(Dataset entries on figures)
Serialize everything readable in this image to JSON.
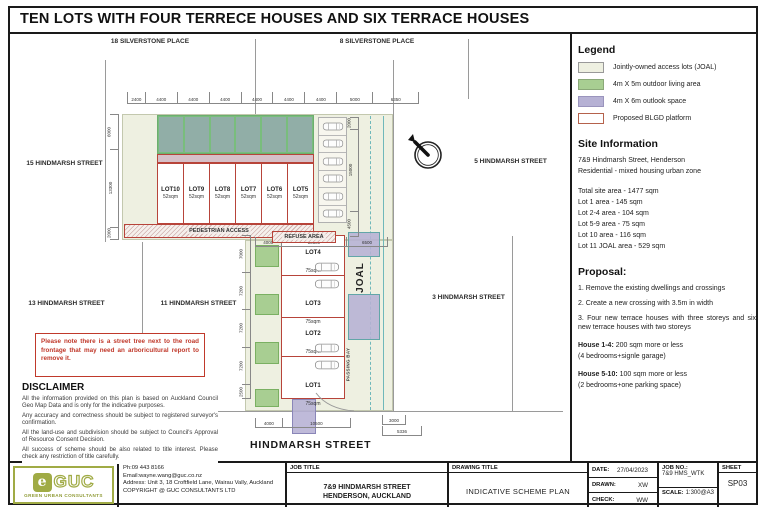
{
  "title": "TEN LOTS WITH FOUR TERRECE HOUSES AND SIX TERRACE HOUSES",
  "plan": {
    "streets": {
      "silverstone_18": "18 SILVERSTONE PLACE",
      "silverstone_8": "8 SILVERSTONE PLACE",
      "hindmarsh_15": "15 HINDMARSH STREET",
      "hindmarsh_5": "5 HINDMARSH STREET",
      "hindmarsh_13": "13 HINDMARSH STREET",
      "hindmarsh_11": "11 HINDMARSH STREET",
      "hindmarsh_3": "3 HINDMARSH STREET",
      "hindmarsh_main": "HINDMARSH STREET"
    },
    "top_lots": [
      {
        "name": "LOT10",
        "area": "52sqm"
      },
      {
        "name": "LOT9",
        "area": "52sqm"
      },
      {
        "name": "LOT8",
        "area": "52sqm"
      },
      {
        "name": "LOT7",
        "area": "52sqm"
      },
      {
        "name": "LOT6",
        "area": "52sqm"
      },
      {
        "name": "LOT5",
        "area": "52sqm"
      }
    ],
    "bottom_lots": [
      {
        "name": "LOT4",
        "area": "75sqm"
      },
      {
        "name": "LOT3",
        "area": "75sqm"
      },
      {
        "name": "LOT2",
        "area": "75sqm"
      },
      {
        "name": "LOT1",
        "area": "75sqm"
      }
    ],
    "labels": {
      "pedestrian": "PEDESTRIAN ACCESS",
      "refuse": "REFUSE AREA",
      "joal": "JOAL",
      "passing_bay": "PASSING BAY"
    },
    "parking_spaces": 6,
    "dims": {
      "top": [
        "2400",
        "4400",
        "4400",
        "4400",
        "4400",
        "4400",
        "4400",
        "5000",
        "6350"
      ],
      "left_upper": [
        "6000",
        "13300",
        "2000"
      ],
      "right_upper": [
        "2000",
        "15000",
        "4500"
      ],
      "left_lower": [
        "7000",
        "7200",
        "7200",
        "7200",
        "2500"
      ],
      "mid": [
        "4000",
        "10500",
        "6500"
      ],
      "bottom": [
        "4000",
        "10500"
      ],
      "crossing_width": [
        "3000"
      ],
      "crossing_offset": [
        "5336"
      ]
    }
  },
  "note": "Please note there is a street tree next to the road frontage that may need an arboricultural report to remove it.",
  "disclaimer": {
    "heading": "DISCLAIMER",
    "paragraphs": [
      "All the information provided on this plan is based on Auckland Council Geo Map Data and is only for the indicative purposes.",
      "Any accuracy and correctness should be subject to registered surveyor's confirmation.",
      "All the land-use and subdivision should be subject to Council's Approval of Resource Consent Decision.",
      "All success of scheme should be also related to title interest. Please check any restriction of title carefully."
    ]
  },
  "legend": {
    "heading": "Legend",
    "items": [
      {
        "label": "Jointly-owned access lots (JOAL)",
        "color": "#eef0e1"
      },
      {
        "label": "4m X 5m outdoor living area",
        "color": "#a8ce92"
      },
      {
        "label": "4m X 6m outlook space",
        "color": "#b6b1d4"
      },
      {
        "label": "Proposed BLGD platform",
        "color": "#ffffff",
        "border": "#b5624c"
      }
    ]
  },
  "site_info": {
    "heading": "Site Information",
    "address": [
      "7&9 Hindmarsh Street, Henderson",
      "Residential - mixed housing urban zone"
    ],
    "areas": [
      "Total site area - 1477 sqm",
      "Lot 1 area - 145 sqm",
      "Lot 2-4 area - 104 sqm",
      "Lot 5-9 area - 75 sqm",
      "Lot 10 area - 116 sqm",
      "Lot 11 JOAL area - 529 sqm"
    ]
  },
  "proposal": {
    "heading": "Proposal:",
    "items": [
      "1. Remove the existing dwellings and crossings",
      "2. Create a new crossing with 3.5m in width",
      "3. Four new terrace houses with three storeys and six new terrace houses with two storeys"
    ],
    "houses": [
      {
        "name": "House 1-4:",
        "desc": "200 sqm more or less",
        "sub": "(4 bedrooms+signle garage)"
      },
      {
        "name": "House 5-10:",
        "desc": "100 sqm more or less",
        "sub": "(2 bedrooms+one parking space)"
      }
    ]
  },
  "title_block": {
    "logo_text": "GUC",
    "logo_tagline": "GREEN URBAN CONSULTANTS",
    "contact": [
      "Ph:09 443 8166",
      "Email:wayne.wang@guc.co.nz",
      "Address: Unit 3, 18 Croftfield Lane, Wairau Vally, Auckland",
      "COPYRIGHT @ GUC CONSULTANTS LTD"
    ],
    "job_title_label": "JOB TITLE",
    "job_title_line1": "7&9 HINDMARSH STREET",
    "job_title_line2": "HENDERSON, AUCKLAND",
    "drawing_title_label": "DRAWING TITLE",
    "drawing_title": "INDICATIVE SCHEME PLAN",
    "date_label": "DATE:",
    "date": "27/04/2023",
    "drawn_label": "DRAWN:",
    "drawn": "XW",
    "check_label": "CHECK:",
    "check": "WW",
    "job_no_label": "JOB NO.:",
    "job_no": "7&9 HMS_WTK",
    "scale_label": "SCALE:",
    "scale": "1:300@A3",
    "sheet_label": "SHEET",
    "sheet": "SP03"
  }
}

**WHAT YOU NEED TO DO**
Repeat the material above in full and exactly, omitting the pictures.

**REPLY**
Serialize everything readable in this image to JSON.
{
  "title": "TEN LOTS WITH FOUR TERRECE HOUSES AND SIX TERRACE HOUSES",
  "plan": {
    "streets": {
      "silverstone_18": "18 SILVERSTONE PLACE",
      "silverstone_8": "8 SILVERSTONE PLACE",
      "hindmarsh_15": "15 HINDMARSH STREET",
      "hindmarsh_5": "5 HINDMARSH STREET",
      "hindmarsh_13": "13 HINDMARSH STREET",
      "hindmarsh_11": "11 HINDMARSH STREET",
      "hindmarsh_3": "3 HINDMARSH STREET",
      "hindmarsh_main": "HINDMARSH STREET"
    },
    "top_lots": [
      {
        "name": "LOT10",
        "area": "52sqm"
      },
      {
        "name": "LOT9",
        "area": "52sqm"
      },
      {
        "name": "LOT8",
        "area": "52sqm"
      },
      {
        "name": "LOT7",
        "area": "52sqm"
      },
      {
        "name": "LOT6",
        "area": "52sqm"
      },
      {
        "name": "LOT5",
        "area": "52sqm"
      }
    ],
    "bottom_lots": [
      {
        "name": "LOT4",
        "area": "75sqm"
      },
      {
        "name": "LOT3",
        "area": "75sqm"
      },
      {
        "name": "LOT2",
        "area": "75sqm"
      },
      {
        "name": "LOT1",
        "area": "75sqm"
      }
    ],
    "labels": {
      "pedestrian": "PEDESTRIAN ACCESS",
      "refuse": "REFUSE AREA",
      "joal": "JOAL",
      "passing_bay": "PASSING BAY"
    },
    "parking_spaces": 6,
    "dims": {
      "top": [
        "2400",
        "4400",
        "4400",
        "4400",
        "4400",
        "4400",
        "4400",
        "5000",
        "6350"
      ],
      "left_upper": [
        "6000",
        "13300",
        "2000"
      ],
      "right_upper": [
        "2000",
        "15000",
        "4500"
      ],
      "left_lower": [
        "7000",
        "7200",
        "7200",
        "7200",
        "2500"
      ],
      "mid": [
        "4000",
        "10500",
        "6500"
      ],
      "bottom": [
        "4000",
        "10500"
      ],
      "crossing_width": [
        "3000"
      ],
      "crossing_offset": [
        "5336"
      ]
    }
  },
  "note": "Please note there is a street tree next to the road frontage that may need an arboricultural report to remove it.",
  "disclaimer": {
    "heading": "DISCLAIMER",
    "paragraphs": [
      "All the information provided on this plan is based on Auckland Council Geo Map Data and is only for the indicative purposes.",
      "Any accuracy and correctness should be subject to registered surveyor's confirmation.",
      "All the land-use and subdivision should be subject to Council's Approval of Resource Consent Decision.",
      "All success of scheme should be also related to title interest. Please check any restriction of title carefully."
    ]
  },
  "legend": {
    "heading": "Legend",
    "items": [
      {
        "label": "Jointly-owned access lots (JOAL)",
        "color": "#eef0e1"
      },
      {
        "label": "4m X 5m outdoor living area",
        "color": "#a8ce92"
      },
      {
        "label": "4m X 6m outlook space",
        "color": "#b6b1d4"
      },
      {
        "label": "Proposed BLGD platform",
        "color": "#ffffff",
        "border": "#b5624c"
      }
    ]
  },
  "site_info": {
    "heading": "Site Information",
    "address": [
      "7&9 Hindmarsh Street, Henderson",
      "Residential - mixed housing urban zone"
    ],
    "areas": [
      "Total site area - 1477 sqm",
      "Lot 1 area - 145 sqm",
      "Lot 2-4 area - 104 sqm",
      "Lot 5-9 area - 75 sqm",
      "Lot 10 area - 116 sqm",
      "Lot 11 JOAL area - 529 sqm"
    ]
  },
  "proposal": {
    "heading": "Proposal:",
    "items": [
      "1. Remove the existing dwellings and crossings",
      "2. Create a new crossing with 3.5m in width",
      "3. Four new terrace houses with three storeys and six new terrace houses with two storeys"
    ],
    "houses": [
      {
        "name": "House 1-4:",
        "desc": "200 sqm more or less",
        "sub": "(4 bedrooms+signle garage)"
      },
      {
        "name": "House 5-10:",
        "desc": "100 sqm more or less",
        "sub": "(2 bedrooms+one parking space)"
      }
    ]
  },
  "title_block": {
    "logo_text": "GUC",
    "logo_tagline": "GREEN URBAN CONSULTANTS",
    "contact": [
      "Ph:09 443 8166",
      "Email:wayne.wang@guc.co.nz",
      "Address: Unit 3, 18 Croftfield Lane, Wairau Vally, Auckland",
      "COPYRIGHT @ GUC CONSULTANTS LTD"
    ],
    "job_title_label": "JOB TITLE",
    "job_title_line1": "7&9 HINDMARSH STREET",
    "job_title_line2": "HENDERSON, AUCKLAND",
    "drawing_title_label": "DRAWING TITLE",
    "drawing_title": "INDICATIVE SCHEME PLAN",
    "date_label": "DATE:",
    "date": "27/04/2023",
    "drawn_label": "DRAWN:",
    "drawn": "XW",
    "check_label": "CHECK:",
    "check": "WW",
    "job_no_label": "JOB NO.:",
    "job_no": "7&9 HMS_WTK",
    "scale_label": "SCALE:",
    "scale": "1:300@A3",
    "sheet_label": "SHEET",
    "sheet": "SP03"
  }
}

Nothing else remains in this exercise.